Aim a:
Translate the following sentence from the passage on dividends and share capital into French: "This leads to economic double taxation."

--- Begin Page ---

Final dividends are declared by ordinary resolution of the shareholders and this creates a debt between shareholders and company, the debt is enforceable either immediately or in the future. The shareholders have a right to sue for payment if the company does not do so.
Tax treatment of dividends – there are two levels on taxation during the distribution of company profits. The first is corporation tax on the company and the second is income tax on the shareholders. This leads to economic double taxation. There are a number of approaches to corporate taxation which mitigate the impact of double taxation:
• Classical system – company treated wholly distinct from its shareholders. Company taxed on all its profits and so much of its profits are distributed is regarded as the income of shareholders and taxed as such. This does not mitigate double taxation
• Fiscal transparency regards the company as a mere intermediary recipient of income on behalf of its shareholders and apportions that income among them regardless of whether it is actually paid to them. This avoids double taxation entirely
• Exemption chooses to exempt the dividend from tax at shareholder level, a shareholder company will generally not be charged to corporation tax on the dividends it receives. This avoids double taxation entirely.
19.7 Reduction of share capital
There may be certain circumstances where a company wishes to reduce its share capital and this can be done if certain procedures are followed. A private company can reduce issued share capital provide the articles allow it, the shareholders pass a special resolution and either:
• Court approval is obtained, or
• A solvency statement supports the resolution and there are still non-redeemable shares left after the reduction
The reduction of a company’s share capital for CGT purposes treated as a reorganisation of its share capital.

--- End Page ---

Aim b:
Return, word for word, the stretch of the listing below from its first line through the line containing "menu-window[interactable]: Window xyxy=(296,74,383,99)", with both ends included.

--- Begin Input for this task ---

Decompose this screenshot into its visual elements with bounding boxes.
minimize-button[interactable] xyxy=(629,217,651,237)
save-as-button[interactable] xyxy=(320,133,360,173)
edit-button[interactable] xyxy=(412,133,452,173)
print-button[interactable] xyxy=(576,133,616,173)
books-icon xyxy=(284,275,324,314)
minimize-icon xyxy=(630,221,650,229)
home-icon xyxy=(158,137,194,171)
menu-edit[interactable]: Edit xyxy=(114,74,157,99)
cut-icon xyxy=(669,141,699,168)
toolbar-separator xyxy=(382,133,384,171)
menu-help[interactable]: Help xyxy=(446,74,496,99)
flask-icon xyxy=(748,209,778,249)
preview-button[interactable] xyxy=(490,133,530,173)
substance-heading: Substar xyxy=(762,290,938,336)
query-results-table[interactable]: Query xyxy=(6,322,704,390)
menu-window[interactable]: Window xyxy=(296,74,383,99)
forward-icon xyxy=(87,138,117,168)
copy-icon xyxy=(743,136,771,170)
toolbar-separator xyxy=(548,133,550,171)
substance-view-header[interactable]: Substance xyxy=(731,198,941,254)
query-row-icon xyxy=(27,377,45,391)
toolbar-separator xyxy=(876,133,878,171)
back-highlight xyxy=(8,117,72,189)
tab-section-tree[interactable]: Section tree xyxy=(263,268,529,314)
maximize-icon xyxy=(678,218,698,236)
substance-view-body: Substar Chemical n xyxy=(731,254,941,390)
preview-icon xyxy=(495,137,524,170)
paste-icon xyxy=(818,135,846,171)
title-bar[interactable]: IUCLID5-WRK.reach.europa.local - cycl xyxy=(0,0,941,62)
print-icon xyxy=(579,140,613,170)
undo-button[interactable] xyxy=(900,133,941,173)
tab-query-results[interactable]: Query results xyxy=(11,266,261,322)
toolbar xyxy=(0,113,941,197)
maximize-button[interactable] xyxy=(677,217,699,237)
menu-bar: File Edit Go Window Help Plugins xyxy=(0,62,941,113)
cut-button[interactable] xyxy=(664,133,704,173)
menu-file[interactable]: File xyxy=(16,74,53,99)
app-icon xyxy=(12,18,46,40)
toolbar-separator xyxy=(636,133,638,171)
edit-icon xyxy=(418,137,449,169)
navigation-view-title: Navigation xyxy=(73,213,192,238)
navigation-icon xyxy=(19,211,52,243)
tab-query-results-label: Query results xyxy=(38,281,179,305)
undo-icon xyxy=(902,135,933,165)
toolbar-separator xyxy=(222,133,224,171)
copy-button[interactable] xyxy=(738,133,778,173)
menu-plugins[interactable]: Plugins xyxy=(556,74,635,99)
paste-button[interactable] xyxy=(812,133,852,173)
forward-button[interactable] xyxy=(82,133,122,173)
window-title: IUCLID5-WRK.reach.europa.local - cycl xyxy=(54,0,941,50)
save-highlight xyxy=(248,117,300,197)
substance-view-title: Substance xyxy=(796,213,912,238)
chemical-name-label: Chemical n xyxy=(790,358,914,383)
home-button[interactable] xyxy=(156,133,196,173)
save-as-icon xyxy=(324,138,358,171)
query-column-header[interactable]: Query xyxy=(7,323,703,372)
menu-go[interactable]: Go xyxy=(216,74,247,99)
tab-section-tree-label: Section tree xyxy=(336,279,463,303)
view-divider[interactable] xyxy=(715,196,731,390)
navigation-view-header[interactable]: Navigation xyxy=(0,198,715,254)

--- End Input for this task ---

Complete answer a:
Cela conduit à une double imposition économique.

Complete answer b:
Decompose this screenshot into its visual elements with bounding boxes.
minimize-button[interactable] xyxy=(629,217,651,237)
save-as-button[interactable] xyxy=(320,133,360,173)
edit-button[interactable] xyxy=(412,133,452,173)
print-button[interactable] xyxy=(576,133,616,173)
books-icon xyxy=(284,275,324,314)
minimize-icon xyxy=(630,221,650,229)
home-icon xyxy=(158,137,194,171)
menu-edit[interactable]: Edit xyxy=(114,74,157,99)
cut-icon xyxy=(669,141,699,168)
toolbar-separator xyxy=(382,133,384,171)
menu-help[interactable]: Help xyxy=(446,74,496,99)
flask-icon xyxy=(748,209,778,249)
preview-button[interactable] xyxy=(490,133,530,173)
substance-heading: Substar xyxy=(762,290,938,336)
query-results-table[interactable]: Query xyxy=(6,322,704,390)
menu-window[interactable]: Window xyxy=(296,74,383,99)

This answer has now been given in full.